## Documento fuente
México ha sido tierra de arquitectos desde la época precolombina hasta el día de hoy. Casi todas nuestras ciudades y muchos de nuestros pueblos poseen edificios y monumentos notables, algunos de ellos en verdad grandiosos. Es sorprendente el número de esas construcciones y conjuntos urbanos, milagrosos supervivientes de las devastaciones del tiempo, las catástrofes naturales y, sobre todo, la incuria y la barbarie de los hombres. Admirable continuidad de tres milenios y no menos admirable variedad de estilos artísticos, técnicas de construcción y géneros religiosos, civiles y privados. En el periodo contemporáneo, a pesar de los desastres y de los graves errores de las tres últimas décadas, varios arquitectos de gran talento han enriquecido esta gran tradición mexicana. Algunos han merecido reconocimientos internacionales y apenas si debo recordar a Luis Barragán y a Pedro Ramírez Vázquez. Entre ellos, uno de los más destacados es Teodoro González de León. Las obras de González de León son numerosas y diversas edificios públicos y de apartamentos, museos, centros cívicos, plazas, jardines, residencias y están esparcidas en la ciudad de México, en provincia y en el extranjero. La arquitectura es un arte colectivo y algunas de estas obras han sido realizadas en colaboración con otros arquitectos, como Abraham Zabludovsky, pero la gran mayoría han sido concebidas por él únicamente y ejecutadas bajo su sola dirección.
Es imposible para un lego como yo hablar con autoridad de las técnicas arquitectónicas de Teodoro González de León. Sus construcciones me impresionan por la sobria elegancia de su diseño, la economía de sus líneas y la solidez armoniosa de sus volúmenes. Formas simples y bien plantadas sobre la tierra; no un arte clasicista sino un arte moderno inspirado en la lección de los clásicos: orden, medida, proporción. Voluntad de forma que nunca llega al desbordamiento y que con frecuencia alcanza la plenitud. Esos edificios ejercen sobre nosotros una doble influencia, física y moral: los ojos gozan y la mente se serena. Dije que la arquitectura de González de León me impresiona; la palabra es inexacta y debería haber dicho: me seduce. Ante ella siento la misma atracción, mitad afectiva y mitad racional, que experimento ante ciertas obras musicales y algunos poemas y cuadros. Es difícil definir la naturaleza de esta seducción; sin embargo, no creo equivocarme si digo que está hecha de la alianza de dos movimientos opuestos: la gravedad, esa fuerza invisible que ata las formas al suelo, y el ritmo que las aligera y nos da la ilusión de contemplar una danza inmóvil.

## Consigna 1
Responde, por favor, estas preguntas sobre el texto acerca de la arquitectura de Teodoro González de León:
(a) ¿Con qué arquitecto se menciona que realizó algunas obras en colaboración?
(b) ¿Qué tres cualidades se citan como la lección de los clásicos?
(c) ¿Qué expresión se propone en lugar de "me impresiona"?

## Datos de origen
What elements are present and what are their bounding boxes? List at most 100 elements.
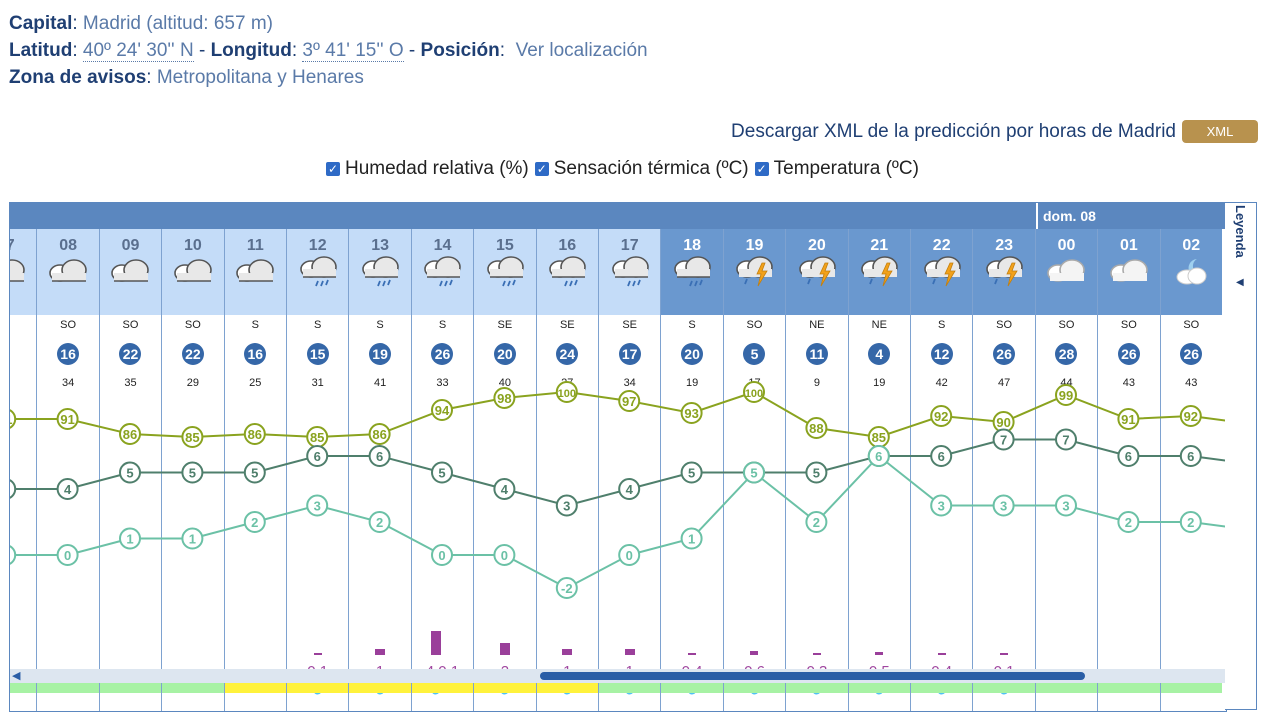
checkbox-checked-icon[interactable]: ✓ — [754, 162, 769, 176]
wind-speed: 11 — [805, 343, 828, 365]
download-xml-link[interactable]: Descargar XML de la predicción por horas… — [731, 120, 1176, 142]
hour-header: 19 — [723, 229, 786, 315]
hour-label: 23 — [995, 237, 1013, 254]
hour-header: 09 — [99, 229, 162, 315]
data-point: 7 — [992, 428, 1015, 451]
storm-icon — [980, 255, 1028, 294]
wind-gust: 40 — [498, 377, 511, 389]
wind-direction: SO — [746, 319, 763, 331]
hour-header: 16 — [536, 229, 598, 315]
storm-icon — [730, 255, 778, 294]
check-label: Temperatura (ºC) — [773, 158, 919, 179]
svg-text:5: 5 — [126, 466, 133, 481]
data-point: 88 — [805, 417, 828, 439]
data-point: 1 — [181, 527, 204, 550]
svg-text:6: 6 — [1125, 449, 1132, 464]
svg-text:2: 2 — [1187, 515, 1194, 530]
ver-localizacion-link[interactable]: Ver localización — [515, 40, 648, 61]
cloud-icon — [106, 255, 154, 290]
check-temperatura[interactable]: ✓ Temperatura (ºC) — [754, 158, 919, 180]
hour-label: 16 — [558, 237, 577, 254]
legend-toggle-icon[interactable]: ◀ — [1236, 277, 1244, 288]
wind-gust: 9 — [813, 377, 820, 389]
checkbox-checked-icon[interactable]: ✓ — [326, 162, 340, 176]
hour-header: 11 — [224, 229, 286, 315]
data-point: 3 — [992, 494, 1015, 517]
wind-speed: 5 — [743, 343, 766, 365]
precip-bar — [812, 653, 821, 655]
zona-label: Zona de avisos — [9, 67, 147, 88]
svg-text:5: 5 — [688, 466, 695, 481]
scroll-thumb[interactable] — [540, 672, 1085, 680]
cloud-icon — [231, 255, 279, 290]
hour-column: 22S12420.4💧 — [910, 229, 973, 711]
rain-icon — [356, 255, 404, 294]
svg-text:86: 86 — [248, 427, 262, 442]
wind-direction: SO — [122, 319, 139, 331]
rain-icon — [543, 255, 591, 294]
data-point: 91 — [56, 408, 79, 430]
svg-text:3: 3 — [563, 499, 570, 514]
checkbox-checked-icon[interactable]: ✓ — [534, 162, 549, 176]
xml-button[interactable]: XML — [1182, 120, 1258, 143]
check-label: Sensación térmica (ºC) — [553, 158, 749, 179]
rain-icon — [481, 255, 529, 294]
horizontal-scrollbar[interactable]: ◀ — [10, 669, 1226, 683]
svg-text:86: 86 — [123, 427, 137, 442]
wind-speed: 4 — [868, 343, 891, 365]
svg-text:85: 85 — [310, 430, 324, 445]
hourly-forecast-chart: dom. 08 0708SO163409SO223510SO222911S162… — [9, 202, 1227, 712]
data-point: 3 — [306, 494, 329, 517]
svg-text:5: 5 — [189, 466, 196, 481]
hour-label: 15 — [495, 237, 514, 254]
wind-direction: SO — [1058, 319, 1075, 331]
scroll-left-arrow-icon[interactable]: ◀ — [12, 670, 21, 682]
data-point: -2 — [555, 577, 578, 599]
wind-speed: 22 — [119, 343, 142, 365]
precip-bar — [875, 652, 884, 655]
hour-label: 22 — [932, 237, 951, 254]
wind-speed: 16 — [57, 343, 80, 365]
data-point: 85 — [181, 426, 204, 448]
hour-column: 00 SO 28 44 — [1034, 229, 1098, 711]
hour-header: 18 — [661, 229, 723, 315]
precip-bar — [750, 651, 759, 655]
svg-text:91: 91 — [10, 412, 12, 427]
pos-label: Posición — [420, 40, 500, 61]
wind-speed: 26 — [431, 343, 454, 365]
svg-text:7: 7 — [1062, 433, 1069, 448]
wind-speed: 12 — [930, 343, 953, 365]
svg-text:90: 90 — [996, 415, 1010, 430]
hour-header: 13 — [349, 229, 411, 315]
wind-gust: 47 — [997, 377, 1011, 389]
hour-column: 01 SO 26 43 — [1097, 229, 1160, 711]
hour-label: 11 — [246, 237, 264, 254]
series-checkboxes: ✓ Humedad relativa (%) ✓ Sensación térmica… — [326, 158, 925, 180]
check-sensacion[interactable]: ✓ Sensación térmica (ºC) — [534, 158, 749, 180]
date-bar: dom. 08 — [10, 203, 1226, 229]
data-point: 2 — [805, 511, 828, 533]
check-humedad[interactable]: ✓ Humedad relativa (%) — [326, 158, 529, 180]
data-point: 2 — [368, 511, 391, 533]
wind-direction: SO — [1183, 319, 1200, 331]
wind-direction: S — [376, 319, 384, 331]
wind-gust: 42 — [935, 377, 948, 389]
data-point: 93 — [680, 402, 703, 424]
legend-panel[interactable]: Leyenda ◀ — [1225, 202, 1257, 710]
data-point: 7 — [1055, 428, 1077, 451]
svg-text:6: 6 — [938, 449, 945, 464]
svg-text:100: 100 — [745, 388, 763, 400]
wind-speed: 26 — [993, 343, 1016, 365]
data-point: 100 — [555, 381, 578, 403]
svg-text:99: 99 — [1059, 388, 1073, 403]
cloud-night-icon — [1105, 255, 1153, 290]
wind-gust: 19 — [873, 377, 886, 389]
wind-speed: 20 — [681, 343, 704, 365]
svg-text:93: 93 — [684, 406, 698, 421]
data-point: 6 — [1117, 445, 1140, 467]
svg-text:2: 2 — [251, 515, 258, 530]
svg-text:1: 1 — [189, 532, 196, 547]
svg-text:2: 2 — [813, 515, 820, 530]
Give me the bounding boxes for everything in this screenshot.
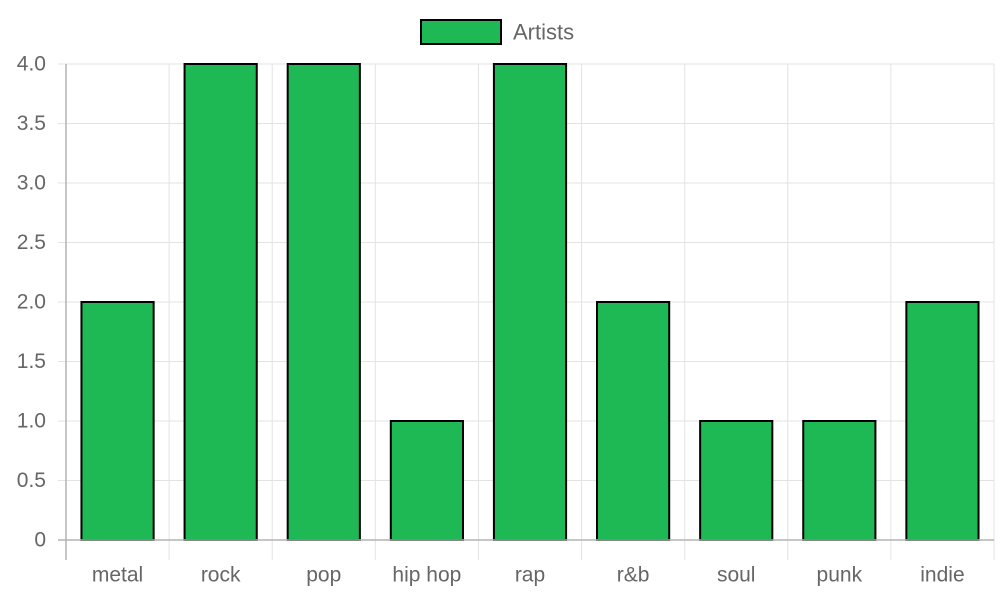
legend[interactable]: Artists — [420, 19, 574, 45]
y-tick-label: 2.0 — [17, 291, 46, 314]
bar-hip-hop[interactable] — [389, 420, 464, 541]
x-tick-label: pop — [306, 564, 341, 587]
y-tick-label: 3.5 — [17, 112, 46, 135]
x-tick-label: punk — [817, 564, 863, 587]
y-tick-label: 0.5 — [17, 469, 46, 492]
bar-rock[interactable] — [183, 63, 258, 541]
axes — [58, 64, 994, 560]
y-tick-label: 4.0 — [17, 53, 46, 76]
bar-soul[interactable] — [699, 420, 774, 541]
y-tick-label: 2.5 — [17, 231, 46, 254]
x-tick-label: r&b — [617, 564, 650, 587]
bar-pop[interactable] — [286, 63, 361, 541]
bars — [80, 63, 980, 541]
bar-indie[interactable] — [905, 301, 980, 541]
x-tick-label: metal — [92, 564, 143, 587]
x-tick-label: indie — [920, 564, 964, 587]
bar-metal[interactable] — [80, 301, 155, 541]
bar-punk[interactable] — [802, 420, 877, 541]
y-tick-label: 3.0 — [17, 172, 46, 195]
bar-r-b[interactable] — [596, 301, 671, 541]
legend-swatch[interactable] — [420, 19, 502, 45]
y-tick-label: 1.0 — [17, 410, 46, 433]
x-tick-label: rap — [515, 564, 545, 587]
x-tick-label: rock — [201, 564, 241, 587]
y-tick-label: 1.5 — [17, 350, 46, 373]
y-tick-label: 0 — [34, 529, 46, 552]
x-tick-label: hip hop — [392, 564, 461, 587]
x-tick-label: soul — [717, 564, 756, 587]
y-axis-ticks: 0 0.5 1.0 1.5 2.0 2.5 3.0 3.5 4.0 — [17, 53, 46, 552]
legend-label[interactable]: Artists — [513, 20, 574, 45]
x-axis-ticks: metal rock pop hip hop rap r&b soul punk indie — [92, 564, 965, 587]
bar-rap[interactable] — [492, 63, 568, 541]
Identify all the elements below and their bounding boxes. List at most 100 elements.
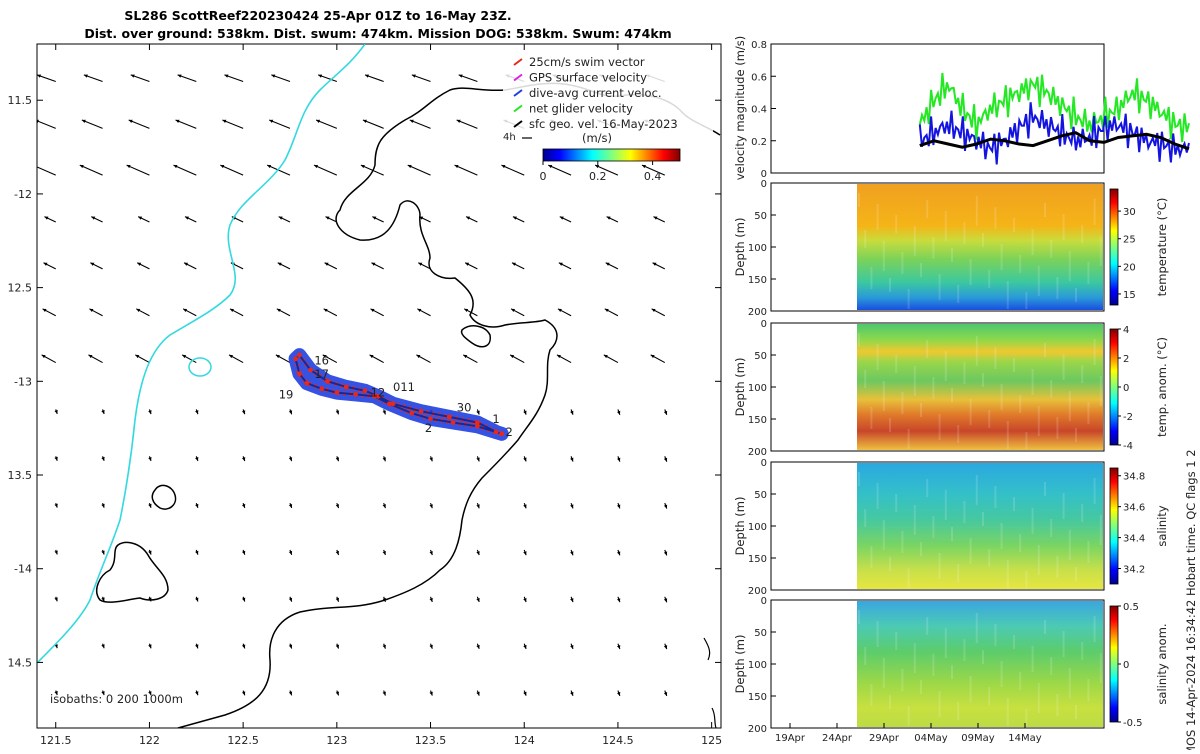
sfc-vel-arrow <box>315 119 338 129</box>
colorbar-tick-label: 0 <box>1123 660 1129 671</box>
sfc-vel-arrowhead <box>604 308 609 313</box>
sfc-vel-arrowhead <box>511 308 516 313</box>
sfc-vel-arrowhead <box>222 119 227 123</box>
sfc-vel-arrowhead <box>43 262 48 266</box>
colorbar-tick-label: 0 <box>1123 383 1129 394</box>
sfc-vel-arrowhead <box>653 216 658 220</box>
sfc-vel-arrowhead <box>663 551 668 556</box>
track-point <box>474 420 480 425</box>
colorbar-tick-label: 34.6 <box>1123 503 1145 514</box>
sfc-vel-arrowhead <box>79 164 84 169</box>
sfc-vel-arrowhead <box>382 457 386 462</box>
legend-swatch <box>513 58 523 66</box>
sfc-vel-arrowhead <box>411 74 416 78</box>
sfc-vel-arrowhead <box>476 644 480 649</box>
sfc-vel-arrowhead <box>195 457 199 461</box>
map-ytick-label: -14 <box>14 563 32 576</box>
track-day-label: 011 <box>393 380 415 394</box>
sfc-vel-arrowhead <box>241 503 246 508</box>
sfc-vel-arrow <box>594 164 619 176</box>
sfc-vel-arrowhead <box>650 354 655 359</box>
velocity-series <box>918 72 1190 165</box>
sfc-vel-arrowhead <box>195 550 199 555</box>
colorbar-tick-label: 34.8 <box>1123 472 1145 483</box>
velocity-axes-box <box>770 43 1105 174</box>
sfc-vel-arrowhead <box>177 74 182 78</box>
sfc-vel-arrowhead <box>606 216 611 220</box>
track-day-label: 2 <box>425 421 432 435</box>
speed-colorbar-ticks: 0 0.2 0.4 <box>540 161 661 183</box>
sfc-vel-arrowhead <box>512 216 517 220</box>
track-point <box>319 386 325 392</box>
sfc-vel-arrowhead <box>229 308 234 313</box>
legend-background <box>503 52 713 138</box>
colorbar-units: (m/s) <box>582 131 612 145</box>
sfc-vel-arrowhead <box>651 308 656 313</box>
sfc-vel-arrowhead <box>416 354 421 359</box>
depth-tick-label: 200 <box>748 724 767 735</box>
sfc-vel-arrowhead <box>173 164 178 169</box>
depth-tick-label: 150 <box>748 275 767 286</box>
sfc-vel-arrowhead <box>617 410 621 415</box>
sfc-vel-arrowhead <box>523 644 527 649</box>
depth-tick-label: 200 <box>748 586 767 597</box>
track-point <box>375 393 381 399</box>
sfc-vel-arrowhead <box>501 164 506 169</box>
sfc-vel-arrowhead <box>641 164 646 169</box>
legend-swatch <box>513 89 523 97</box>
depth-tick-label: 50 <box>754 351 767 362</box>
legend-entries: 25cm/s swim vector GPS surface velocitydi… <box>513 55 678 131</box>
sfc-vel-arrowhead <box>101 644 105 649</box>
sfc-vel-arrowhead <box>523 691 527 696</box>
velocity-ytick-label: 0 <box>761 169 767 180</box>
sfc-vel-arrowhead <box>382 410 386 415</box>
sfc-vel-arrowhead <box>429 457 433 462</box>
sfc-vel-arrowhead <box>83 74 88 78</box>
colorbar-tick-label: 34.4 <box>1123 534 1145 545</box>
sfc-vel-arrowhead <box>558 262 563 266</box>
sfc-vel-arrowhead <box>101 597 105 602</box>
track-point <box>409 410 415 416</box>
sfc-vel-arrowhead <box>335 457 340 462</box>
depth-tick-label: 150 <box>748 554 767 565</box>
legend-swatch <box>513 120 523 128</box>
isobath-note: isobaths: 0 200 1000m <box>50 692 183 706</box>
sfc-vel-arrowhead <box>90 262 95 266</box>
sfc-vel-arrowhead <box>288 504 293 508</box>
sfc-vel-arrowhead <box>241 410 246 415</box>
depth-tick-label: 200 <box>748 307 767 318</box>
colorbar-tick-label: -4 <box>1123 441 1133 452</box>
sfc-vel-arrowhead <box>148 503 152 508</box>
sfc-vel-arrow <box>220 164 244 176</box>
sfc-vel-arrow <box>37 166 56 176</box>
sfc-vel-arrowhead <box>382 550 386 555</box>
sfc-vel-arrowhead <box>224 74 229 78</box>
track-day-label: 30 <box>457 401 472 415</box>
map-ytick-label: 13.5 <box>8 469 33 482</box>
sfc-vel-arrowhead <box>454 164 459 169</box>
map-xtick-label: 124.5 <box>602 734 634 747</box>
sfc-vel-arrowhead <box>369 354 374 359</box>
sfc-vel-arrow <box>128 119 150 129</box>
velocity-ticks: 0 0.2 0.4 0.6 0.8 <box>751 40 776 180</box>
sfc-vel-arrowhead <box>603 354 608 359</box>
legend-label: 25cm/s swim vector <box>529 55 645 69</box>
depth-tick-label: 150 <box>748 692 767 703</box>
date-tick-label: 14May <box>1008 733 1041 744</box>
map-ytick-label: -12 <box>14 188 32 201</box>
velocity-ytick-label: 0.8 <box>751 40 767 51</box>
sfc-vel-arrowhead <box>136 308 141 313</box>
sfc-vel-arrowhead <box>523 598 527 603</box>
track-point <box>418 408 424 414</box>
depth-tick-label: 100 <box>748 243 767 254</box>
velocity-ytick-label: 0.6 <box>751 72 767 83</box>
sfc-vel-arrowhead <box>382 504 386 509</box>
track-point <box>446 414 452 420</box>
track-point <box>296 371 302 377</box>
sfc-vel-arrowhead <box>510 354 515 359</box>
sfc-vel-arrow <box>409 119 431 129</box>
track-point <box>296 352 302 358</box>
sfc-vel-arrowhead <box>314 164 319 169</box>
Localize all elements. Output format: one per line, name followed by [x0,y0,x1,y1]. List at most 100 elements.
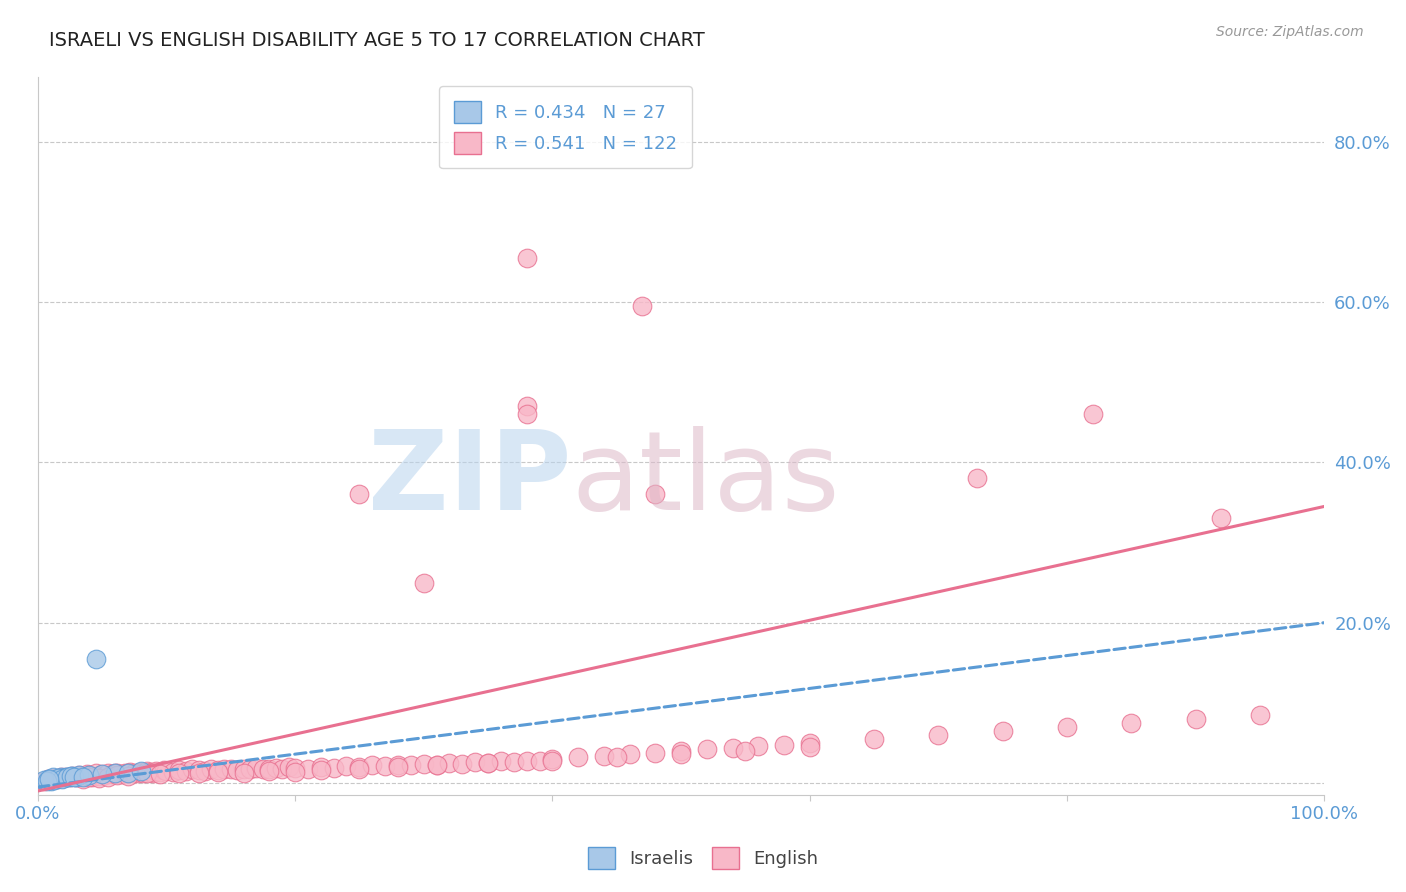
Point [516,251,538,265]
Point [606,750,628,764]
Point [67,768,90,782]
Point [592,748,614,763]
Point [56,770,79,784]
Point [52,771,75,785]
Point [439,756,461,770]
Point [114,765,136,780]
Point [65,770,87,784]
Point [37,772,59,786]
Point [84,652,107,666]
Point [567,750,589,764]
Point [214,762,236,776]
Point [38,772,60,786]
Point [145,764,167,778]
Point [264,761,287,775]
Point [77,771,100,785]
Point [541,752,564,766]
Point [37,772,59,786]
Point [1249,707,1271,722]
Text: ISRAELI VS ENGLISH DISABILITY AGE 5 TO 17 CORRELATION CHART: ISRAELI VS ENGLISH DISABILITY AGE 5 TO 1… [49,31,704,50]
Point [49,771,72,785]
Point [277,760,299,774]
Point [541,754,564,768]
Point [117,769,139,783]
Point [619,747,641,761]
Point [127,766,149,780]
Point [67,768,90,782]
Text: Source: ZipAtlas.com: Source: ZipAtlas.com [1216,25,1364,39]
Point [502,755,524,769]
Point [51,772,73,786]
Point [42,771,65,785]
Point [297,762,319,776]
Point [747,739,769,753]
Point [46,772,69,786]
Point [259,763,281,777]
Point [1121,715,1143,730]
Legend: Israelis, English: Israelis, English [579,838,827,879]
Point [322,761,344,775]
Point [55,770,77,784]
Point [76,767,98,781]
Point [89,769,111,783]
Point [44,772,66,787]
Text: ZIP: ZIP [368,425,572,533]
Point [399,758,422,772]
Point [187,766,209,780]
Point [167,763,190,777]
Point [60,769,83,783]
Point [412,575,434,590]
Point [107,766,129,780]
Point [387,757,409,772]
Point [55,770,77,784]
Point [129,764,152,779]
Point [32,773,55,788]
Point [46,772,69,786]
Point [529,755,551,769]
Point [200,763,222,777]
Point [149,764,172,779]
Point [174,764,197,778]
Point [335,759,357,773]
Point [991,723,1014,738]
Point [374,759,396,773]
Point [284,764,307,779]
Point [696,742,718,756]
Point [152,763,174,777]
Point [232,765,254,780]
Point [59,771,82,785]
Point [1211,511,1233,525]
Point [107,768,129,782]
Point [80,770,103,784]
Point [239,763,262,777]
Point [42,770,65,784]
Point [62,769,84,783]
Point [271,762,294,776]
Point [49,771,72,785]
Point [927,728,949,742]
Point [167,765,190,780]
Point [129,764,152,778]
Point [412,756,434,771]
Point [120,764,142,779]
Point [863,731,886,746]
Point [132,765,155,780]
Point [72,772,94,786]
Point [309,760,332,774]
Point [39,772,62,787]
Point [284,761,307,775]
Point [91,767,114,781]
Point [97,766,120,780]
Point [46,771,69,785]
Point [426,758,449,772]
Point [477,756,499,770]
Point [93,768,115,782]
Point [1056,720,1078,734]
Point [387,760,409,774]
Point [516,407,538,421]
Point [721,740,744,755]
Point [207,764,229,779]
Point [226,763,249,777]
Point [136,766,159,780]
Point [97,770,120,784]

## Consigna 2
Transcribe sin cambios las filas de los datos, empezando por la que contiene "legend[interactable]: Artists —" y terminando en la que contiene "y-tick-label: 2.5 — [17, 231, 46, 254]", ambas incluidas.

## Respuesta correcta 1
(a) Con Abraham Zabludovsky.
(b) Orden, medida y proporción.
(c) "Me seduce".

## Respuesta correcta 2
legend[interactable]: Artists — [420, 19, 574, 45]
y-tick-label: 2.0 — [17, 291, 46, 314]
bar-hip-hop[interactable] — [389, 420, 464, 541]
x-tick-label: pop — [306, 564, 341, 587]
y-tick-label: 3.5 — [17, 112, 46, 135]
x-tick-label: punk — [817, 564, 863, 587]
y-tick-label: 0.5 — [17, 469, 46, 492]
bar-rock[interactable] — [183, 63, 258, 541]
axes — [58, 64, 994, 560]
y-tick-label: 4.0 — [17, 53, 46, 76]
bar-soul[interactable] — [699, 420, 774, 541]
y-tick-label: 2.5 — [17, 231, 46, 254]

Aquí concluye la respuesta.